TASK DETAILS:
Pull each line holding "Ростовской" out of the entries below.
[START OF DATASET EXTRACT]
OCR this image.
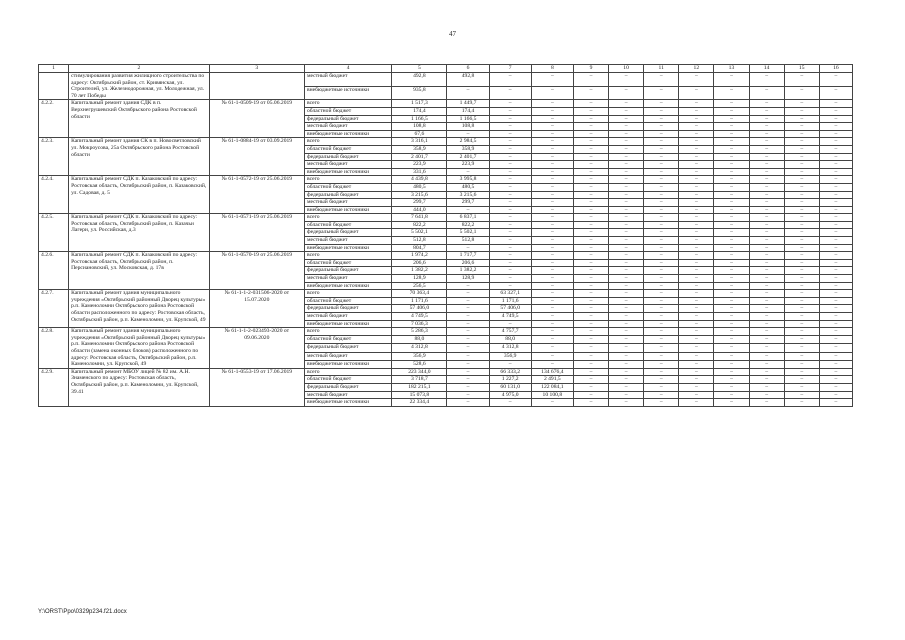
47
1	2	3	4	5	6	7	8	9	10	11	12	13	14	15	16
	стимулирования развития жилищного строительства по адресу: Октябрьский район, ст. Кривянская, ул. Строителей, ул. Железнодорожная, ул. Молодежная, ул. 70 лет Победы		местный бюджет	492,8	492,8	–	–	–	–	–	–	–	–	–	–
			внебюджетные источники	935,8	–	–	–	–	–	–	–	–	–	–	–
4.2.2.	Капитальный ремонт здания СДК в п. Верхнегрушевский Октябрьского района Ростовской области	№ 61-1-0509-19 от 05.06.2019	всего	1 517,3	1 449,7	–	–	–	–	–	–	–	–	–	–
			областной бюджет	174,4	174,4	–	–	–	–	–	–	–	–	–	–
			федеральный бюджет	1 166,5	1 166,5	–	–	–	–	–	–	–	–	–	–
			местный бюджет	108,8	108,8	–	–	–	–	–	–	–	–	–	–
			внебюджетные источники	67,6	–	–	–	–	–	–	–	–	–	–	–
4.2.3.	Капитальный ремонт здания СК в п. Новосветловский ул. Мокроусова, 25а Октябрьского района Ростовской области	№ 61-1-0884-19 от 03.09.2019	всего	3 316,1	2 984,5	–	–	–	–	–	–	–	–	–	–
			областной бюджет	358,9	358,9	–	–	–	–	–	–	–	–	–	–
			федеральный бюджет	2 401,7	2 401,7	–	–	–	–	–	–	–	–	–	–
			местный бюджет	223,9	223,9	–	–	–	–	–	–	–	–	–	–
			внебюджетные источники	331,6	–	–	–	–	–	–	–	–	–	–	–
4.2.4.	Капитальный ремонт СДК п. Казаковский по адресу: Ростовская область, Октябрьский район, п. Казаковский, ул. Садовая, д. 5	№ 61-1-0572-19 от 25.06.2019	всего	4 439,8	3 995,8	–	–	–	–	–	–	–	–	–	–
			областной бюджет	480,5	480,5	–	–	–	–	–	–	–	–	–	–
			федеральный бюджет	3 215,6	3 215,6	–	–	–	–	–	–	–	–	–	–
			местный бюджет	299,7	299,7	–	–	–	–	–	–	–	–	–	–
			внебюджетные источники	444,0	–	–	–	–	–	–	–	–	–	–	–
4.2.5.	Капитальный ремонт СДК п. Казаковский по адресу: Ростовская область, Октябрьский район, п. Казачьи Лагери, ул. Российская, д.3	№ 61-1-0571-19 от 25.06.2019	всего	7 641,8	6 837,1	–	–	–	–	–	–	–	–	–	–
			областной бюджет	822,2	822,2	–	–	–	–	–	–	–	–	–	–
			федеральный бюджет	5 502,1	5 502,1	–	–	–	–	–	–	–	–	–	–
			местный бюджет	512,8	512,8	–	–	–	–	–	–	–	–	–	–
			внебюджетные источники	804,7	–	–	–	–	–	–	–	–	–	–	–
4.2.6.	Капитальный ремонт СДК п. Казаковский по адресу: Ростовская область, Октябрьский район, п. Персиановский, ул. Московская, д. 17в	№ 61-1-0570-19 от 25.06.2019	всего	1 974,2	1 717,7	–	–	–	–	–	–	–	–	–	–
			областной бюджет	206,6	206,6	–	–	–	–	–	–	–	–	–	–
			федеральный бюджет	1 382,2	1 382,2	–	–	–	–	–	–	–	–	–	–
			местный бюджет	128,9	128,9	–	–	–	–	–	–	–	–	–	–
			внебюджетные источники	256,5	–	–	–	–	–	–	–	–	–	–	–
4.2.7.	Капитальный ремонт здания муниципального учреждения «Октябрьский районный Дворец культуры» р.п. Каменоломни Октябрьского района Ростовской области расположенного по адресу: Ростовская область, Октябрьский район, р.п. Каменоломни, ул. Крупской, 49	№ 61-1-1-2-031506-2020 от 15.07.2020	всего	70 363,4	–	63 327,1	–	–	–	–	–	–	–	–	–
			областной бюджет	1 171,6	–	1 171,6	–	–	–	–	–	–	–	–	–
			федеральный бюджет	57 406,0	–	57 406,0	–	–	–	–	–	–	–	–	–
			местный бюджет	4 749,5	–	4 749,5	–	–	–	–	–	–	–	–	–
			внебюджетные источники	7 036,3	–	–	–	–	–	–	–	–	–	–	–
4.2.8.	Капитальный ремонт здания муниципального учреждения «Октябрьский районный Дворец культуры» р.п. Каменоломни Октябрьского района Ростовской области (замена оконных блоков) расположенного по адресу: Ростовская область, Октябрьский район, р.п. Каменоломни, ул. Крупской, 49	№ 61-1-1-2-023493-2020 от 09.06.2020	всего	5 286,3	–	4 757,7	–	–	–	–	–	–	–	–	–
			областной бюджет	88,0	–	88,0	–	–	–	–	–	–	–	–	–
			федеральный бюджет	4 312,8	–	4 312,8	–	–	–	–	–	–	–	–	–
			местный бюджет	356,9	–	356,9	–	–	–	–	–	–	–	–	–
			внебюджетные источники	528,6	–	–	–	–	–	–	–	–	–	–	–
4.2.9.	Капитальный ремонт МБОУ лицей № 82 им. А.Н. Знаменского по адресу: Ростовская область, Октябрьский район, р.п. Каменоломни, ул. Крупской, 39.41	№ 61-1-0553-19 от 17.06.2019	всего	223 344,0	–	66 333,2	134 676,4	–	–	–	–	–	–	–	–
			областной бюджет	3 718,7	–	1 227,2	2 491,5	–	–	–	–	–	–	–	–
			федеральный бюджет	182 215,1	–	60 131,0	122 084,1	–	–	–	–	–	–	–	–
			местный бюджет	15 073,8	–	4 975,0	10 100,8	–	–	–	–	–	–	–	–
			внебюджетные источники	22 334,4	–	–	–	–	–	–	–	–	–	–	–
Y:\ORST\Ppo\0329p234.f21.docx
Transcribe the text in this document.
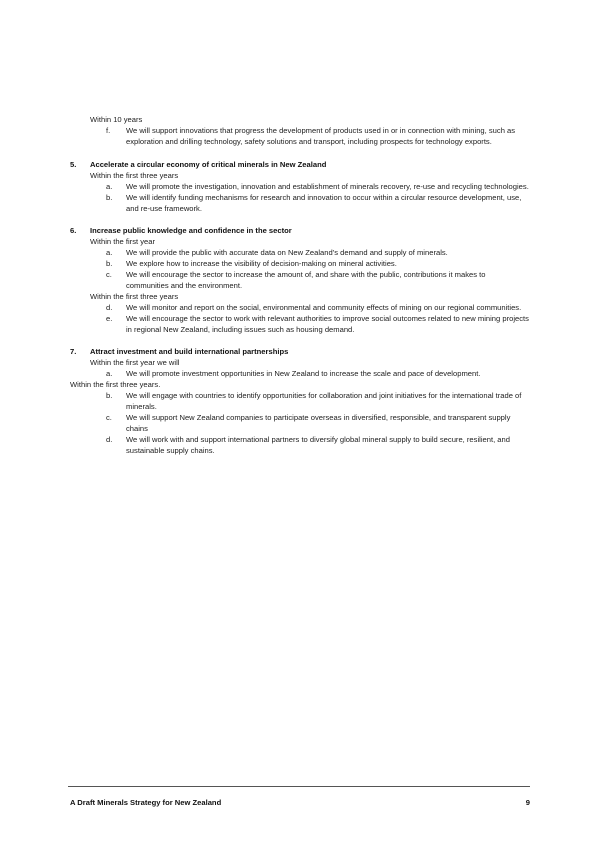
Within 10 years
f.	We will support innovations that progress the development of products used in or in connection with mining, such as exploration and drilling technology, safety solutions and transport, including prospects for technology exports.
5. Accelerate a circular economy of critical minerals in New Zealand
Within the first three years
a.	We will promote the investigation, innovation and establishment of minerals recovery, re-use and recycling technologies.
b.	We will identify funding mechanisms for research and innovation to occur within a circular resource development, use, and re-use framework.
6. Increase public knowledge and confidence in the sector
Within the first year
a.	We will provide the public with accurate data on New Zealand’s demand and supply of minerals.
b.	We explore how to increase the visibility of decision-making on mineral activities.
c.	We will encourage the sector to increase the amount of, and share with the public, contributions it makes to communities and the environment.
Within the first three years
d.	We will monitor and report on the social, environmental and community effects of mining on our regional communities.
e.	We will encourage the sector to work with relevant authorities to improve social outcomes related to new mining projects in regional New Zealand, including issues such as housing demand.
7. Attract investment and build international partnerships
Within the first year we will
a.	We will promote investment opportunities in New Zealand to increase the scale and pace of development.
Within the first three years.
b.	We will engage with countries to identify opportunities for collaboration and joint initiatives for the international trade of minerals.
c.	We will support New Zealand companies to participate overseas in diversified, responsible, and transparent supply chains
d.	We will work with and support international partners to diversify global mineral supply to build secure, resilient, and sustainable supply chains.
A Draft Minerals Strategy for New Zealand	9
[END OF DATASET EXTRACT]
[START OF DATASET EXTRACT]
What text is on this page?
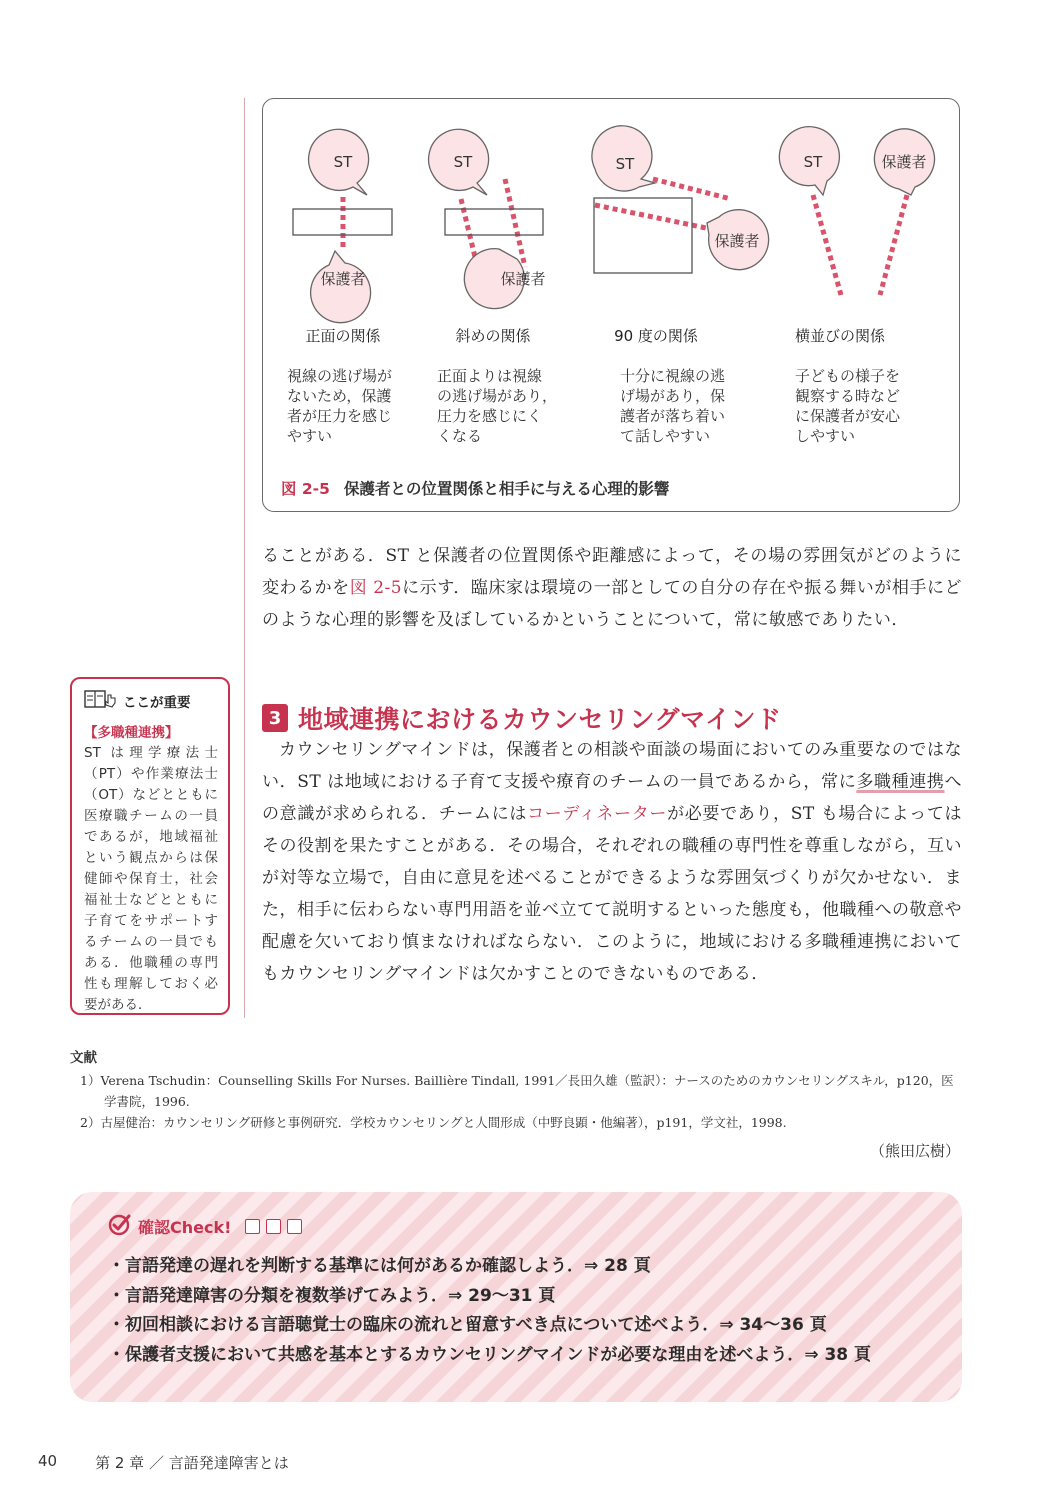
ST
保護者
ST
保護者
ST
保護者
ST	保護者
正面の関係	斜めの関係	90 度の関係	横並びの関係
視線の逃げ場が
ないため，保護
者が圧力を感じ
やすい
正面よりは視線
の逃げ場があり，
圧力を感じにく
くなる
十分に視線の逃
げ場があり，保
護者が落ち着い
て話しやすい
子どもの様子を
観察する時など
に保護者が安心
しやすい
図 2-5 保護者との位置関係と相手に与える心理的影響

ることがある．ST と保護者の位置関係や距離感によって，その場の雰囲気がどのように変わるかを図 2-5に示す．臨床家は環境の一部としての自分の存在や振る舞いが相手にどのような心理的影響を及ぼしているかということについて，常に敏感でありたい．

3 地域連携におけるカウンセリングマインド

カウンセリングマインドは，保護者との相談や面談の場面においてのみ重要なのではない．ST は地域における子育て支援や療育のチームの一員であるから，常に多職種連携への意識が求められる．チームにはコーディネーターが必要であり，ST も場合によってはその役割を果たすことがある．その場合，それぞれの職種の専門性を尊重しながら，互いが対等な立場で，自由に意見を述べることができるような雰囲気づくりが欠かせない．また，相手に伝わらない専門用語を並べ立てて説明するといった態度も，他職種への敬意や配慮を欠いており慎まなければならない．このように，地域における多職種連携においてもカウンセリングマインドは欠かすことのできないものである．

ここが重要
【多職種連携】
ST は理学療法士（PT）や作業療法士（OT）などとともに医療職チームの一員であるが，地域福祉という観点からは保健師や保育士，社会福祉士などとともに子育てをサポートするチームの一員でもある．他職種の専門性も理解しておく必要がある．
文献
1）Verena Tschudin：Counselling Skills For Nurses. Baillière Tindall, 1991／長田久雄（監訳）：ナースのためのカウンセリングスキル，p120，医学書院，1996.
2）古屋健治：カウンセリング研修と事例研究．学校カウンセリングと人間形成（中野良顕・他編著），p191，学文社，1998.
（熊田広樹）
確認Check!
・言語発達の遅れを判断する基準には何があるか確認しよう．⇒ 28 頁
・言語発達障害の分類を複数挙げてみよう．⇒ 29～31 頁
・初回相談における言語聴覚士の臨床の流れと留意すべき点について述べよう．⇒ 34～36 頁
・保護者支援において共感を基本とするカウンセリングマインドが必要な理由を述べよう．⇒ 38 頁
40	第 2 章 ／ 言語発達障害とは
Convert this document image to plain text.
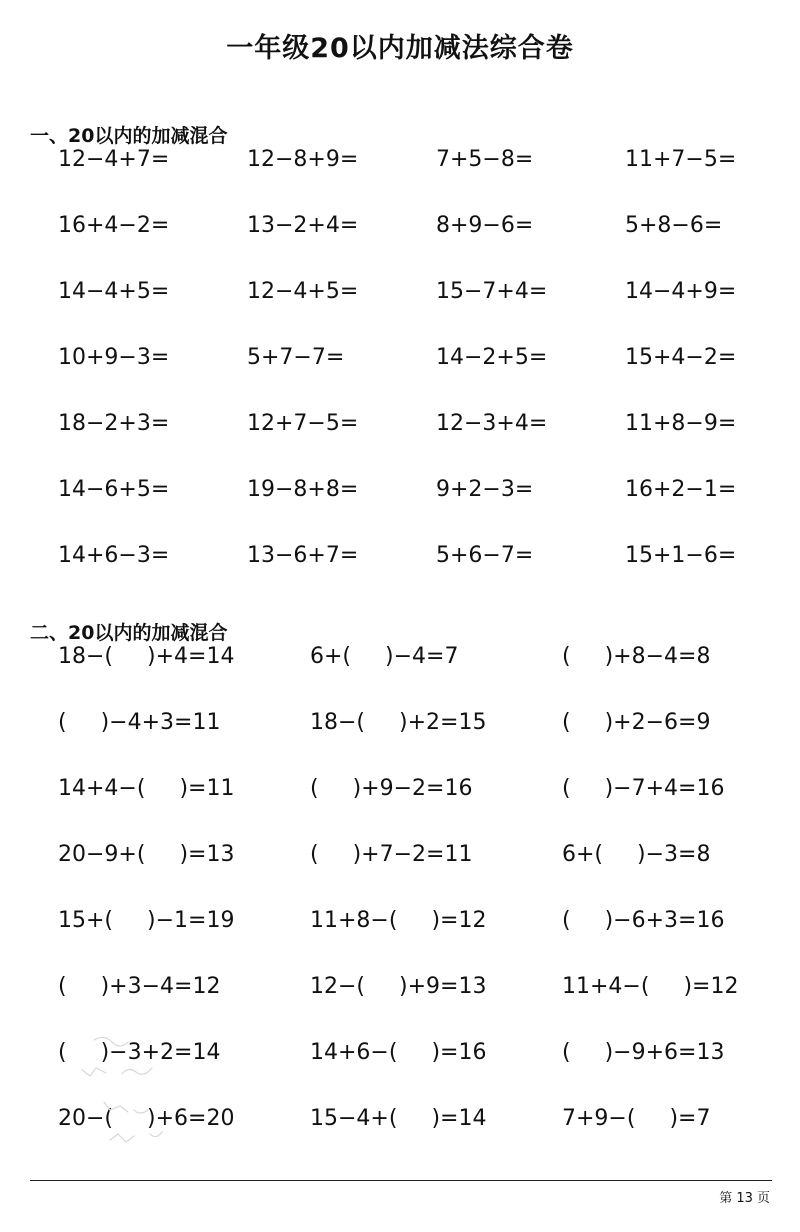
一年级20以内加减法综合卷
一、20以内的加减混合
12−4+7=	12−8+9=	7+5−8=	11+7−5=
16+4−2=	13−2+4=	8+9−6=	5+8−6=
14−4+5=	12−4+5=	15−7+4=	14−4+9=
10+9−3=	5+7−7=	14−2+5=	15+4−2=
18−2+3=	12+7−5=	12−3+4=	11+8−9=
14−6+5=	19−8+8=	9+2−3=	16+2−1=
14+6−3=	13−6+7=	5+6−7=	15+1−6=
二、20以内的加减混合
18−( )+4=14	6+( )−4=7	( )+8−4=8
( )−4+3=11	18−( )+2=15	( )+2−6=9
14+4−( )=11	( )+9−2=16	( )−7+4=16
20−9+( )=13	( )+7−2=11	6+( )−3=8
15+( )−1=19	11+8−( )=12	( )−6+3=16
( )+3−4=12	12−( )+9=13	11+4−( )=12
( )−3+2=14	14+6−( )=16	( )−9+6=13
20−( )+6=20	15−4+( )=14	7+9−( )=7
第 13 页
[END OF DATASET EXTRACT]
ANSWER TO THE PROBLEM:
4.2.2.	Капитальный ремонт здания СДК в п. Верхнегрушевский Октябрьского района Ростовской области	№ 61-1-0509-19 от 05.06.2019	всего	1 517,3	1 449,7	–	–	–	–	–	–	–	–	–	–
4.2.3.	Капитальный ремонт здания СК в п. Новосветловский ул. Мокроусова, 25а Октябрьского района Ростовской области	№ 61-1-0884-19 от 03.09.2019	всего	3 316,1	2 984,5	–	–	–	–	–	–	–	–	–	–
4.2.7.	Капитальный ремонт здания муниципального учреждения «Октябрьский районный Дворец культуры» р.п. Каменоломни Октябрьского района Ростовской области расположенного по адресу: Ростовская область, Октябрьский район, р.п. Каменоломни, ул. Крупской, 49	№ 61-1-1-2-031506-2020 от 15.07.2020	всего	70 363,4	–	63 327,1	–	–	–	–	–	–	–	–	–
4.2.8.	Капитальный ремонт здания муниципального учреждения «Октябрьский районный Дворец культуры» р.п. Каменоломни Октябрьского района Ростовской области (замена оконных блоков) расположенного по адресу: Ростовская область, Октябрьский район, р.п. Каменоломни, ул. Крупской, 49	№ 61-1-1-2-023493-2020 от 09.06.2020	всего	5 286,3	–	4 757,7	–	–	–	–	–	–	–	–	–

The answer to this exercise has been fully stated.